DATA LINES:
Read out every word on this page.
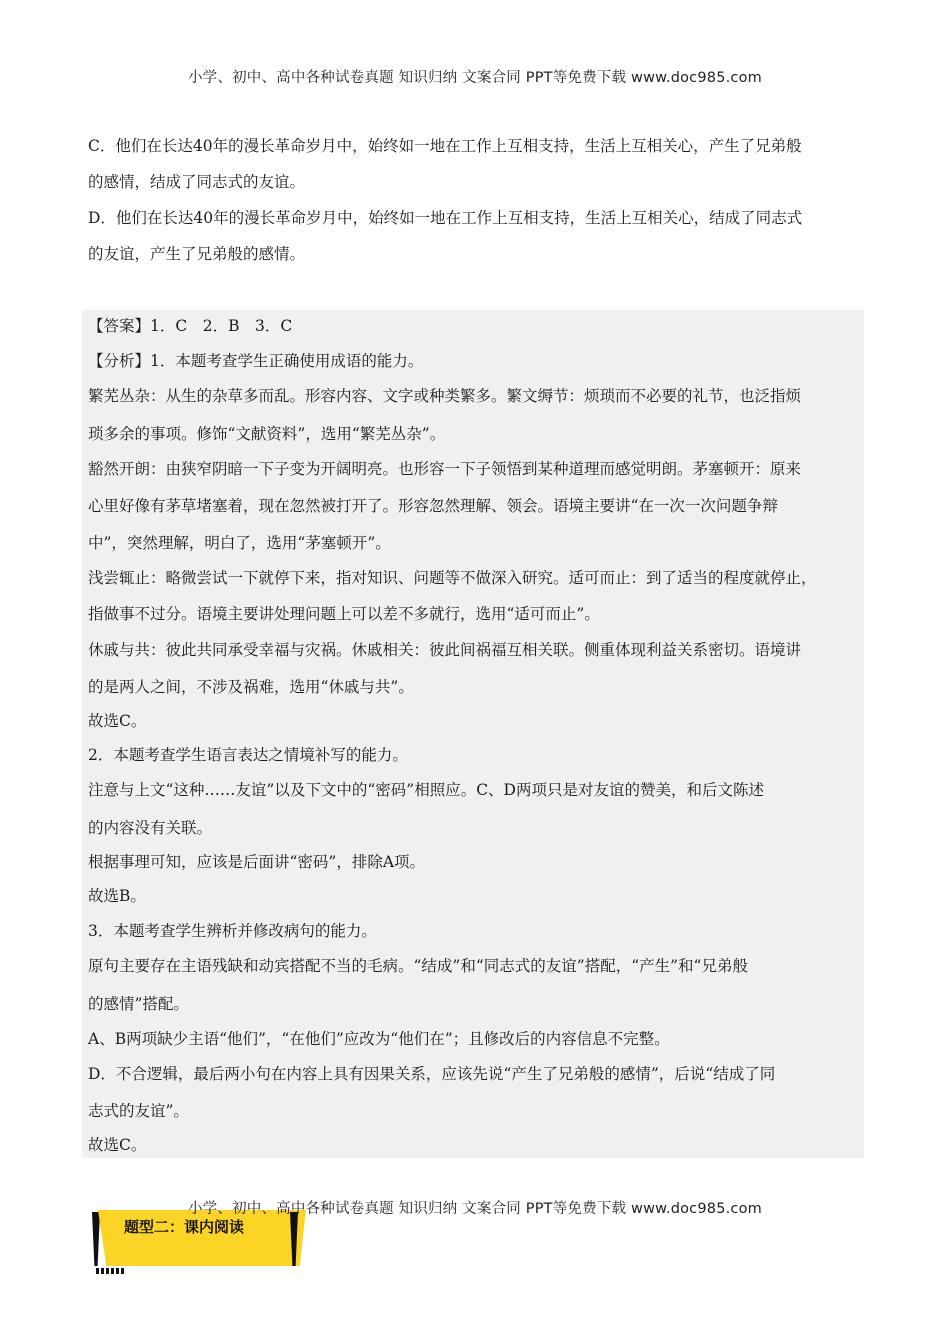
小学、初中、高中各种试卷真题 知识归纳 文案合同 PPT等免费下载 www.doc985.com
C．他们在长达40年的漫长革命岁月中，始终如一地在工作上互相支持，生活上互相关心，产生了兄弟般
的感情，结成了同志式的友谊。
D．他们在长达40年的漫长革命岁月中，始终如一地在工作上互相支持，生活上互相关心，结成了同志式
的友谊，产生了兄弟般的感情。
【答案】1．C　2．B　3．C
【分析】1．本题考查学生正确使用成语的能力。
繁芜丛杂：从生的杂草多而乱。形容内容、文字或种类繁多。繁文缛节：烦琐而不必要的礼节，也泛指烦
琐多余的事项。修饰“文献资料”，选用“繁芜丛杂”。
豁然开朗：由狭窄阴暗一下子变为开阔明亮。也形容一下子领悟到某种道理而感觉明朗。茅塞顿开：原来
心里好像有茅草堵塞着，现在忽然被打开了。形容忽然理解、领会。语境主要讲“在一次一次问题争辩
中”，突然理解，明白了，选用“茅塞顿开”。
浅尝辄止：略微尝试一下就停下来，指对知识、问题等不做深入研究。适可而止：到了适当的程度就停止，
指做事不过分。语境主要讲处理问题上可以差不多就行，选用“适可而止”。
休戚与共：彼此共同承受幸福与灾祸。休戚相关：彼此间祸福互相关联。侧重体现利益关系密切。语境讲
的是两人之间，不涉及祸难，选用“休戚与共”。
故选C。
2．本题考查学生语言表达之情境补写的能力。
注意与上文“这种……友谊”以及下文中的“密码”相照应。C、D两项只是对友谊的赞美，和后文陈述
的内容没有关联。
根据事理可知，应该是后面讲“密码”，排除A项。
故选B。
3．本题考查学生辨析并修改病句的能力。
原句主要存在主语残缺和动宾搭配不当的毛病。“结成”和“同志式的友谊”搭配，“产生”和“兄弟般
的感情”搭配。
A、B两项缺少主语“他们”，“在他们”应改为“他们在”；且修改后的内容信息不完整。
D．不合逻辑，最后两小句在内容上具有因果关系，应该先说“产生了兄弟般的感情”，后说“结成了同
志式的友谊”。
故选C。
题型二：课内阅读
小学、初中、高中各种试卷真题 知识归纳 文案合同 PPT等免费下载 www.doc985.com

WHAT YOU SHOULD DO: Return the listing above in full and without alteration, excluding its pictures.

TASK RESULT:
Read out every word on this page.
小学、初中、高中各种试卷真题 知识归纳 文案合同 PPT等免费下载 www.doc985.com
C．他们在长达40年的漫长革命岁月中，始终如一地在工作上互相支持，生活上互相关心，产生了兄弟般
的感情，结成了同志式的友谊。
D．他们在长达40年的漫长革命岁月中，始终如一地在工作上互相支持，生活上互相关心，结成了同志式
的友谊，产生了兄弟般的感情。
【答案】1．C　2．B　3．C
【分析】1．本题考查学生正确使用成语的能力。
繁芜丛杂：从生的杂草多而乱。形容内容、文字或种类繁多。繁文缛节：烦琐而不必要的礼节，也泛指烦
琐多余的事项。修饰“文献资料”，选用“繁芜丛杂”。
豁然开朗：由狭窄阴暗一下子变为开阔明亮。也形容一下子领悟到某种道理而感觉明朗。茅塞顿开：原来
心里好像有茅草堵塞着，现在忽然被打开了。形容忽然理解、领会。语境主要讲“在一次一次问题争辩
中”，突然理解，明白了，选用“茅塞顿开”。
浅尝辄止：略微尝试一下就停下来，指对知识、问题等不做深入研究。适可而止：到了适当的程度就停止，
指做事不过分。语境主要讲处理问题上可以差不多就行，选用“适可而止”。
休戚与共：彼此共同承受幸福与灾祸。休戚相关：彼此间祸福互相关联。侧重体现利益关系密切。语境讲
的是两人之间，不涉及祸难，选用“休戚与共”。
故选C。
2．本题考查学生语言表达之情境补写的能力。
注意与上文“这种……友谊”以及下文中的“密码”相照应。C、D两项只是对友谊的赞美，和后文陈述
的内容没有关联。
根据事理可知，应该是后面讲“密码”，排除A项。
故选B。
3．本题考查学生辨析并修改病句的能力。
原句主要存在主语残缺和动宾搭配不当的毛病。“结成”和“同志式的友谊”搭配，“产生”和“兄弟般
的感情”搭配。
A、B两项缺少主语“他们”，“在他们”应改为“他们在”；且修改后的内容信息不完整。
D．不合逻辑，最后两小句在内容上具有因果关系，应该先说“产生了兄弟般的感情”，后说“结成了同
志式的友谊”。
故选C。
题型二：课内阅读
小学、初中、高中各种试卷真题 知识归纳 文案合同 PPT等免费下载 www.doc985.com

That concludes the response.